[Extracted records]
+ + + + + + +

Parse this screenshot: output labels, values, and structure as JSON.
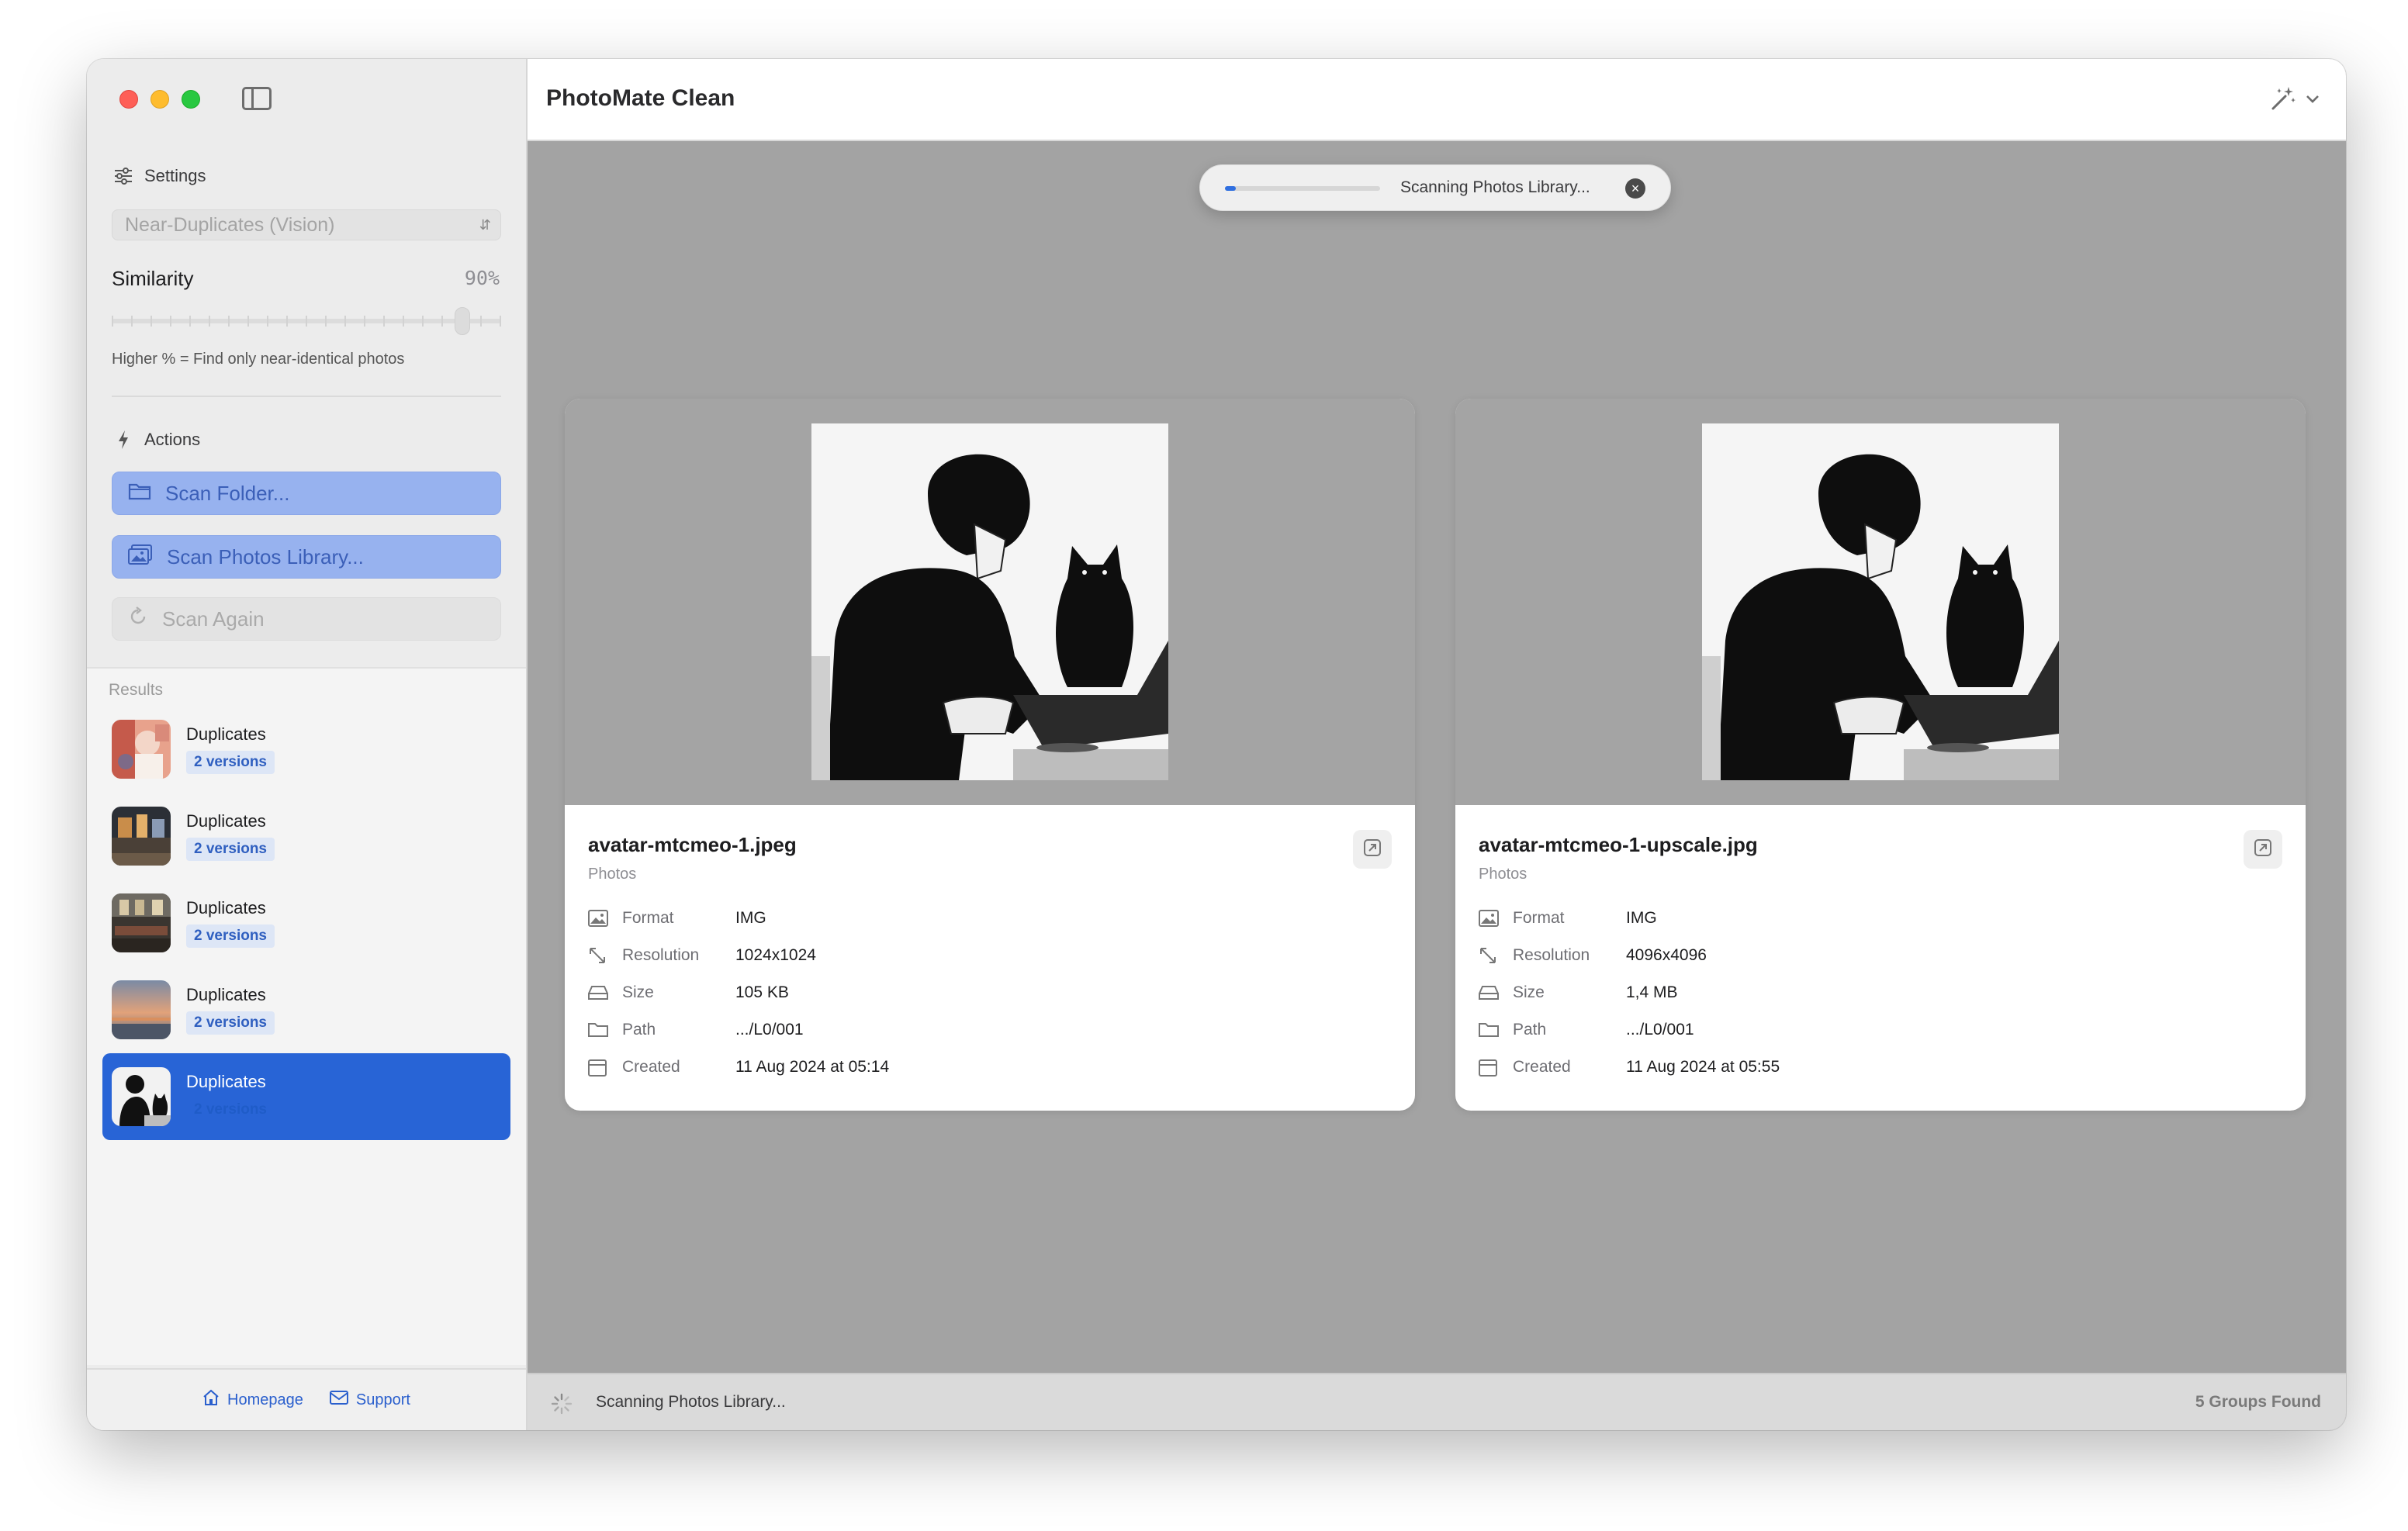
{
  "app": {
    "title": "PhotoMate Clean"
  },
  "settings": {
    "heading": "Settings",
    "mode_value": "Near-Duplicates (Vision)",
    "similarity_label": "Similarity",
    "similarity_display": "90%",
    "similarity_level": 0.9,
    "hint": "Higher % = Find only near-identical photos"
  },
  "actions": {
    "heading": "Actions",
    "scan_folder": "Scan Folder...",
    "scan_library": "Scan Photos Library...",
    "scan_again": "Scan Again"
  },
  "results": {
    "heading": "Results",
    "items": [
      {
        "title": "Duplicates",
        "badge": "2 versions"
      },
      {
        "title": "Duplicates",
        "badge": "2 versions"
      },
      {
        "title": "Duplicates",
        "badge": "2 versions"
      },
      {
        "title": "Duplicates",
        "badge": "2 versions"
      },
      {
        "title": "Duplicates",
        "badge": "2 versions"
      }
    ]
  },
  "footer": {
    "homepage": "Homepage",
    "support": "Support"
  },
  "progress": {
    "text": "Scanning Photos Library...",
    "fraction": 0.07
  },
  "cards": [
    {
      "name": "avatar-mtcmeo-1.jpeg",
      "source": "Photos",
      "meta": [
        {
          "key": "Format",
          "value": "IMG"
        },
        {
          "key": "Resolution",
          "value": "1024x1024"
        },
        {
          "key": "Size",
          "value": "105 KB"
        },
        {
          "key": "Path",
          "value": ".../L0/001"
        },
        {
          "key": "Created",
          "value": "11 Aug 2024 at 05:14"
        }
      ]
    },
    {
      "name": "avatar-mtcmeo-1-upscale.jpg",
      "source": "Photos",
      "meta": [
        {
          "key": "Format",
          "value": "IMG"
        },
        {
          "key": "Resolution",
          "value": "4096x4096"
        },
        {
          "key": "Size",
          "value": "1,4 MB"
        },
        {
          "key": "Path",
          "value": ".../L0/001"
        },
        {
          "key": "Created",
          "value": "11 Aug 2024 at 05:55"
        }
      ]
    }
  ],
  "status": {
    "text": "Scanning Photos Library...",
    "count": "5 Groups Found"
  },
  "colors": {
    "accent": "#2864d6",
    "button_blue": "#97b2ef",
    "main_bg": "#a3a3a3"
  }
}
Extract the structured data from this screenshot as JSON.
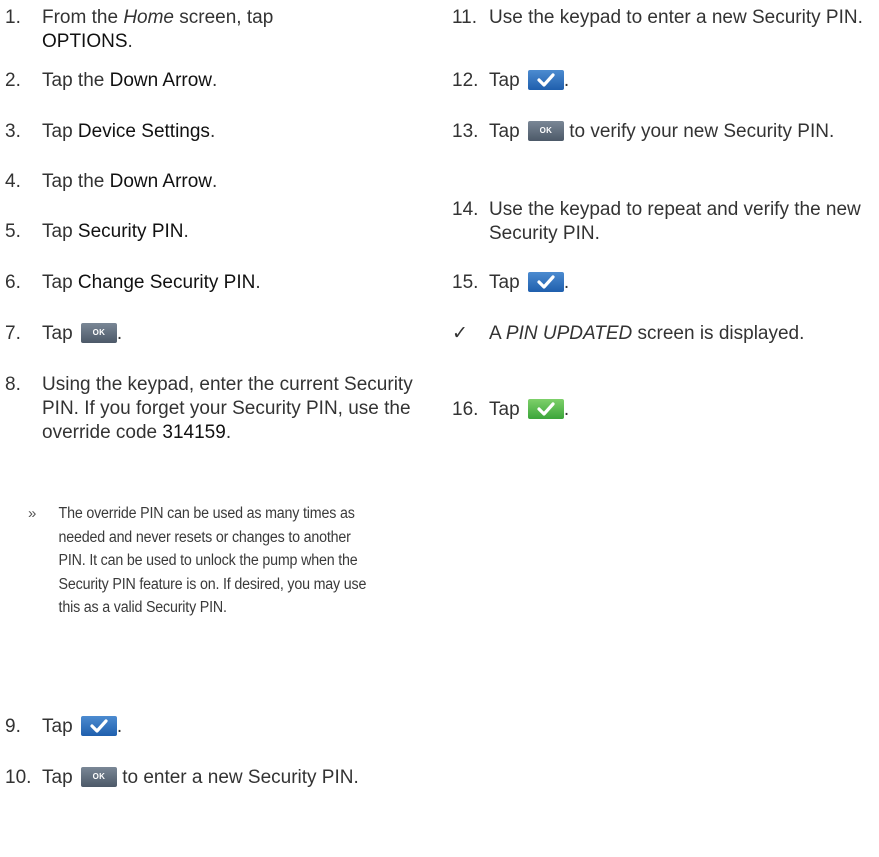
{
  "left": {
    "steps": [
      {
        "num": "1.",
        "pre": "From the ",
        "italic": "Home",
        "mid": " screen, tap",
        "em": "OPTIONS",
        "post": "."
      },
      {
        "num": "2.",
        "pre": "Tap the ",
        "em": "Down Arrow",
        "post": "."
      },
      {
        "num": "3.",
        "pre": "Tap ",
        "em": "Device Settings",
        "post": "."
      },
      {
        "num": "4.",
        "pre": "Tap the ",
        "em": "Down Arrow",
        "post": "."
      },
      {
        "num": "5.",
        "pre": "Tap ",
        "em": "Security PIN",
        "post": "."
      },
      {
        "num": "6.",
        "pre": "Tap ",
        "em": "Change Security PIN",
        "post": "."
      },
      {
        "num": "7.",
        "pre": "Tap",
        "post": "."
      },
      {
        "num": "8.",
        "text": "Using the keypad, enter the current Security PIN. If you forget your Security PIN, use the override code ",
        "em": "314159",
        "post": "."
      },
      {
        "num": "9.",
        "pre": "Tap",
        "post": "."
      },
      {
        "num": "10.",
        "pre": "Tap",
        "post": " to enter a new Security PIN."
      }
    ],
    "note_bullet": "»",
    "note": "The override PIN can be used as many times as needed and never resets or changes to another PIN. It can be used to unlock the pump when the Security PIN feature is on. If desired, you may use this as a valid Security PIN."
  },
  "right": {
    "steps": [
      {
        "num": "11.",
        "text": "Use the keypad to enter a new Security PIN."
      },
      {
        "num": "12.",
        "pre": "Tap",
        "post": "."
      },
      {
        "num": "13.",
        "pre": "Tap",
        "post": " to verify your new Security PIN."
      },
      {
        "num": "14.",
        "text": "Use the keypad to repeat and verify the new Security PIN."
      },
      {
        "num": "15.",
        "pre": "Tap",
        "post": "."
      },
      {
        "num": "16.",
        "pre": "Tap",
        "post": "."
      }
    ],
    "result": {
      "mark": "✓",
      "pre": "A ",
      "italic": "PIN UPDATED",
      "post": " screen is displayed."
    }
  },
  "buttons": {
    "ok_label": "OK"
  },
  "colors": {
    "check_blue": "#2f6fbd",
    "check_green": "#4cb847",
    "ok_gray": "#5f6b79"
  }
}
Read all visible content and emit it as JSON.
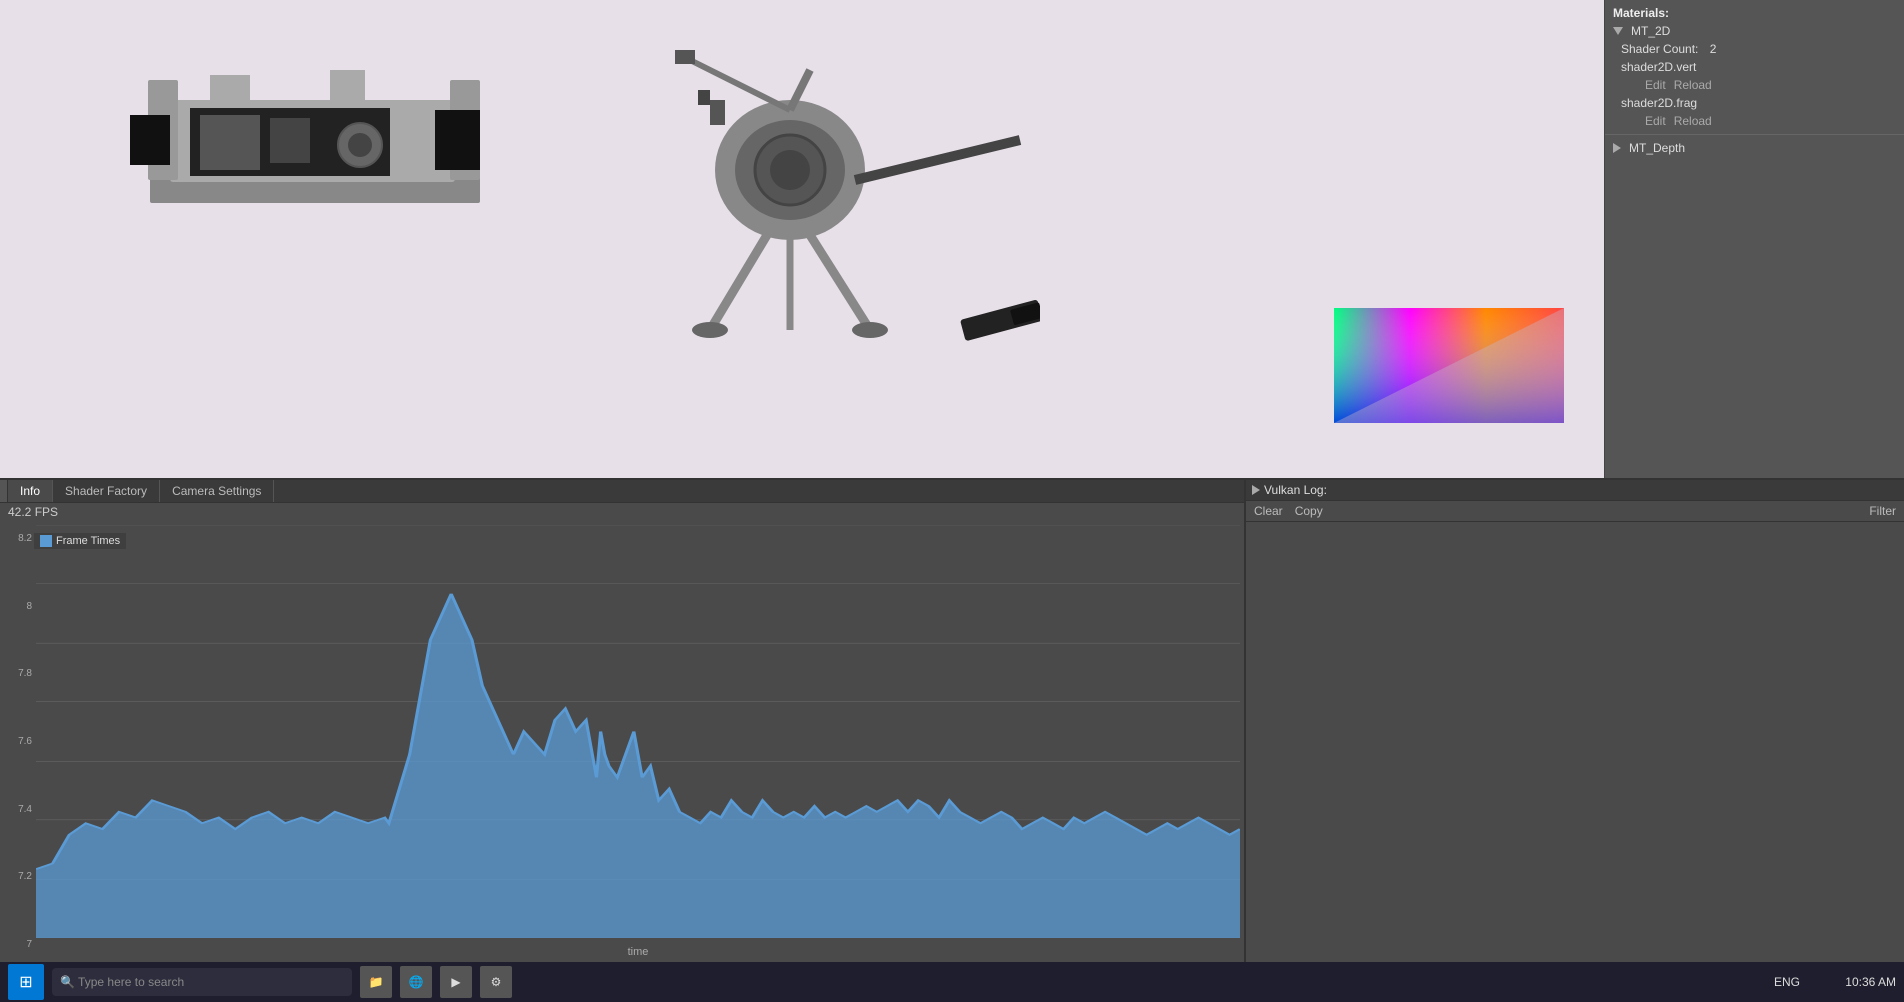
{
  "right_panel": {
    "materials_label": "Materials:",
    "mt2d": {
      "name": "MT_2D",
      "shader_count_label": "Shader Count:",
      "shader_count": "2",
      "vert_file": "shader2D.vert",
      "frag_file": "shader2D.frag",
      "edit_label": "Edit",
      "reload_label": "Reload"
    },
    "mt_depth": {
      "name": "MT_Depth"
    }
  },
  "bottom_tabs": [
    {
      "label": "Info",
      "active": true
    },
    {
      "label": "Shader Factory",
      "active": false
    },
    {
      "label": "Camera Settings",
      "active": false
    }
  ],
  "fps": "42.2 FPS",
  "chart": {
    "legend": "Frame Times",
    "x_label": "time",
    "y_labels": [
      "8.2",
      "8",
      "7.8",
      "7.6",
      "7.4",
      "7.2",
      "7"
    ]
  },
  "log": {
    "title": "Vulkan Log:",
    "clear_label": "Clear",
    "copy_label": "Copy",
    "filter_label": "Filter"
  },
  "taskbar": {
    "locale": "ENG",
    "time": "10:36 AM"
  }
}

+ + + + + + +

■ **EXERCISE INSTRUCTIONS**: All of the records above must be copied exactly, except for the pictures.

■ **WORKED ANSWER**:
Parse this screenshot: output labels, values, and structure as JSON.
{
  "app": {
    "title": "PhotoMate Clean"
  },
  "settings": {
    "heading": "Settings",
    "mode_value": "Near-Duplicates (Vision)",
    "similarity_label": "Similarity",
    "similarity_display": "90%",
    "similarity_level": 0.9,
    "hint": "Higher % = Find only near-identical photos"
  },
  "actions": {
    "heading": "Actions",
    "scan_folder": "Scan Folder...",
    "scan_library": "Scan Photos Library...",
    "scan_again": "Scan Again"
  },
  "results": {
    "heading": "Results",
    "items": [
      {
        "title": "Duplicates",
        "badge": "2 versions"
      },
      {
        "title": "Duplicates",
        "badge": "2 versions"
      },
      {
        "title": "Duplicates",
        "badge": "2 versions"
      },
      {
        "title": "Duplicates",
        "badge": "2 versions"
      },
      {
        "title": "Duplicates",
        "badge": "2 versions"
      }
    ]
  },
  "footer": {
    "homepage": "Homepage",
    "support": "Support"
  },
  "progress": {
    "text": "Scanning Photos Library...",
    "fraction": 0.07
  },
  "cards": [
    {
      "name": "avatar-mtcmeo-1.jpeg",
      "source": "Photos",
      "meta": [
        {
          "key": "Format",
          "value": "IMG"
        },
        {
          "key": "Resolution",
          "value": "1024x1024"
        },
        {
          "key": "Size",
          "value": "105 KB"
        },
        {
          "key": "Path",
          "value": ".../L0/001"
        },
        {
          "key": "Created",
          "value": "11 Aug 2024 at 05:14"
        }
      ]
    },
    {
      "name": "avatar-mtcmeo-1-upscale.jpg",
      "source": "Photos",
      "meta": [
        {
          "key": "Format",
          "value": "IMG"
        },
        {
          "key": "Resolution",
          "value": "4096x4096"
        },
        {
          "key": "Size",
          "value": "1,4 MB"
        },
        {
          "key": "Path",
          "value": ".../L0/001"
        },
        {
          "key": "Created",
          "value": "11 Aug 2024 at 05:55"
        }
      ]
    }
  ],
  "status": {
    "text": "Scanning Photos Library...",
    "count": "5 Groups Found"
  },
  "colors": {
    "accent": "#2864d6",
    "button_blue": "#97b2ef",
    "main_bg": "#a3a3a3"
  }
}
Extract the structured data from this screenshot as JSON.
{
  "left": {
    "steps": [
      {
        "num": "1.",
        "pre": "From the ",
        "italic": "Home",
        "mid": " screen, tap",
        "em": "OPTIONS",
        "post": "."
      },
      {
        "num": "2.",
        "pre": "Tap the ",
        "em": "Down Arrow",
        "post": "."
      },
      {
        "num": "3.",
        "pre": "Tap ",
        "em": "Device Settings",
        "post": "."
      },
      {
        "num": "4.",
        "pre": "Tap the ",
        "em": "Down Arrow",
        "post": "."
      },
      {
        "num": "5.",
        "pre": "Tap ",
        "em": "Security PIN",
        "post": "."
      },
      {
        "num": "6.",
        "pre": "Tap ",
        "em": "Change Security PIN",
        "post": "."
      },
      {
        "num": "7.",
        "pre": "Tap",
        "post": "."
      },
      {
        "num": "8.",
        "text": "Using the keypad, enter the current Security PIN. If you forget your Security PIN, use the override code ",
        "em": "314159",
        "post": "."
      },
      {
        "num": "9.",
        "pre": "Tap",
        "post": "."
      },
      {
        "num": "10.",
        "pre": "Tap",
        "post": " to enter a new Security PIN."
      }
    ],
    "note_bullet": "»",
    "note": "The override PIN can be used as many times as needed and never resets or changes to another PIN. It can be used to unlock the pump when the Security PIN feature is on. If desired, you may use this as a valid Security PIN."
  },
  "right": {
    "steps": [
      {
        "num": "11.",
        "text": "Use the keypad to enter a new Security PIN."
      },
      {
        "num": "12.",
        "pre": "Tap",
        "post": "."
      },
      {
        "num": "13.",
        "pre": "Tap",
        "post": " to verify your new Security PIN."
      },
      {
        "num": "14.",
        "text": "Use the keypad to repeat and verify the new Security PIN."
      },
      {
        "num": "15.",
        "pre": "Tap",
        "post": "."
      },
      {
        "num": "16.",
        "pre": "Tap",
        "post": "."
      }
    ],
    "result": {
      "mark": "✓",
      "pre": "A ",
      "italic": "PIN UPDATED",
      "post": " screen is displayed."
    }
  },
  "buttons": {
    "ok_label": "OK"
  },
  "colors": {
    "check_blue": "#2f6fbd",
    "check_green": "#4cb847",
    "ok_gray": "#5f6b79"
  }
}
Read all visible content and emit it as JSON.
{
  "right_panel": {
    "materials_label": "Materials:",
    "mt2d": {
      "name": "MT_2D",
      "shader_count_label": "Shader Count:",
      "shader_count": "2",
      "vert_file": "shader2D.vert",
      "frag_file": "shader2D.frag",
      "edit_label": "Edit",
      "reload_label": "Reload"
    },
    "mt_depth": {
      "name": "MT_Depth"
    }
  },
  "bottom_tabs": [
    {
      "label": "Info",
      "active": true
    },
    {
      "label": "Shader Factory",
      "active": false
    },
    {
      "label": "Camera Settings",
      "active": false
    }
  ],
  "fps": "42.2 FPS",
  "chart": {
    "legend": "Frame Times",
    "x_label": "time",
    "y_labels": [
      "8.2",
      "8",
      "7.8",
      "7.6",
      "7.4",
      "7.2",
      "7"
    ]
  },
  "log": {
    "title": "Vulkan Log:",
    "clear_label": "Clear",
    "copy_label": "Copy",
    "filter_label": "Filter"
  },
  "taskbar": {
    "locale": "ENG",
    "time": "10:36 AM"
  }
}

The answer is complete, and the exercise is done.